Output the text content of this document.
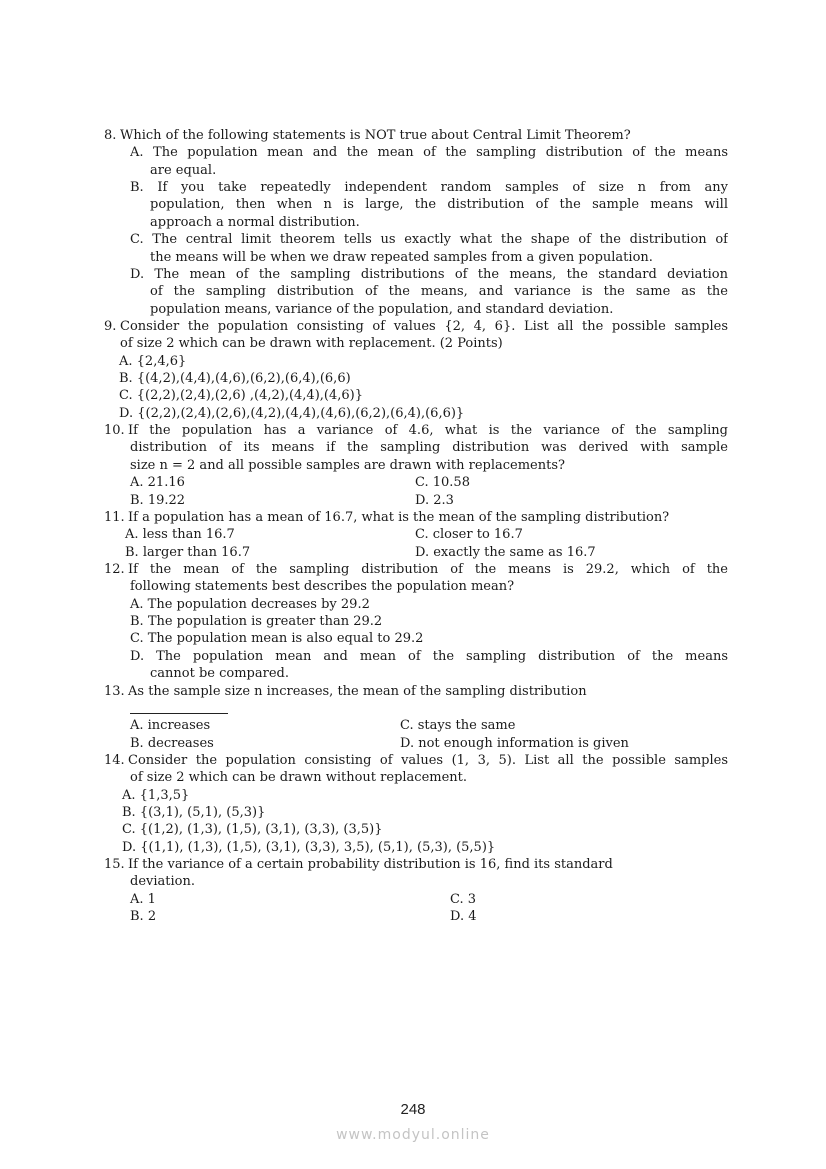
8. Which of the following statements is NOT true about Central Limit Theorem?
A. The population mean and the mean of the sampling distribution of the means
are equal.
B. If you take repeatedly independent random samples of size n from any
population, then when n is large, the distribution of the sample means will
approach a normal distribution.
C. The central limit theorem tells us exactly what the shape of the distribution of
the means will be when we draw repeated samples from a given population.
D. The mean of the sampling distributions of the means, the standard deviation
of the sampling distribution of the means, and variance is the same as the
population means, variance of the population, and standard deviation.
9. Consider the population consisting of values {2, 4, 6}. List all the possible samples
of size 2 which can be drawn with replacement. (2 Points)
A. {2,4,6}
B. {(4,2),(4,4),(4,6),(6,2),(6,4),(6,6)
C. {(2,2),(2,4),(2,6) ,(4,2),(4,4),(4,6)}
D. {(2,2),(2,4),(2,6),(4,2),(4,4),(4,6),(6,2),(6,4),(6,6)}
10. If the population has a variance of 4.6, what is the variance of the sampling
distribution of its means if the sampling distribution was derived with sample
size n = 2 and all possible samples are drawn with replacements?
A. 21.16	C. 10.58
B. 19.22	D. 2.3
11. If a population has a mean of 16.7, what is the mean of the sampling distribution?
A. less than 16.7	C. closer to 16.7
B. larger than 16.7	D. exactly the same as 16.7
12. If the mean of the sampling distribution of the means is 29.2, which of the
following statements best describes the population mean?
A. The population decreases by 29.2
B. The population is greater than 29.2
C. The population mean is also equal to 29.2
D. The population mean and mean of the sampling distribution of the means
cannot be compared.
13. As the sample size n increases, the mean of the sampling distribution
A. increases	C. stays the same
B. decreases	D. not enough information is given
14. Consider the population consisting of values (1, 3, 5). List all the possible samples
of size 2 which can be drawn without replacement.
A. {1,3,5}
B. {(3,1), (5,1), (5,3)}
C. {(1,2), (1,3), (1,5), (3,1), (3,3), (3,5)}
D. {(1,1), (1,3), (1,5), (3,1), (3,3), 3,5), (5,1), (5,3), (5,5)}
15. If the variance of a certain probability distribution is 16, find its standard
deviation.
A. 1	C. 3
B. 2	D. 4
248
www.modyul.online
:::
**What is asked:**
Extract all the entries word for word; omit any pictures.

**Task output:**
Output the text content of this document.
8. Which of the following statements is NOT true about Central Limit Theorem?
A. The population mean and the mean of the sampling distribution of the means
are equal.
B. If you take repeatedly independent random samples of size n from any
population, then when n is large, the distribution of the sample means will
approach a normal distribution.
C. The central limit theorem tells us exactly what the shape of the distribution of
the means will be when we draw repeated samples from a given population.
D. The mean of the sampling distributions of the means, the standard deviation
of the sampling distribution of the means, and variance is the same as the
population means, variance of the population, and standard deviation.
9. Consider the population consisting of values {2, 4, 6}. List all the possible samples
of size 2 which can be drawn with replacement. (2 Points)
A. {2,4,6}
B. {(4,2),(4,4),(4,6),(6,2),(6,4),(6,6)
C. {(2,2),(2,4),(2,6) ,(4,2),(4,4),(4,6)}
D. {(2,2),(2,4),(2,6),(4,2),(4,4),(4,6),(6,2),(6,4),(6,6)}
10. If the population has a variance of 4.6, what is the variance of the sampling
distribution of its means if the sampling distribution was derived with sample
size n = 2 and all possible samples are drawn with replacements?
A. 21.16	C. 10.58
B. 19.22	D. 2.3
11. If a population has a mean of 16.7, what is the mean of the sampling distribution?
A. less than 16.7	C. closer to 16.7
B. larger than 16.7	D. exactly the same as 16.7
12. If the mean of the sampling distribution of the means is 29.2, which of the
following statements best describes the population mean?
A. The population decreases by 29.2
B. The population is greater than 29.2
C. The population mean is also equal to 29.2
D. The population mean and mean of the sampling distribution of the means
cannot be compared.
13. As the sample size n increases, the mean of the sampling distribution
A. increases	C. stays the same
B. decreases	D. not enough information is given
14. Consider the population consisting of values (1, 3, 5). List all the possible samples
of size 2 which can be drawn without replacement.
A. {1,3,5}
B. {(3,1), (5,1), (5,3)}
C. {(1,2), (1,3), (1,5), (3,1), (3,3), (3,5)}
D. {(1,1), (1,3), (1,5), (3,1), (3,3), 3,5), (5,1), (5,3), (5,5)}
15. If the variance of a certain probability distribution is 16, find its standard
deviation.
A. 1	C. 3
B. 2	D. 4
248
www.modyul.online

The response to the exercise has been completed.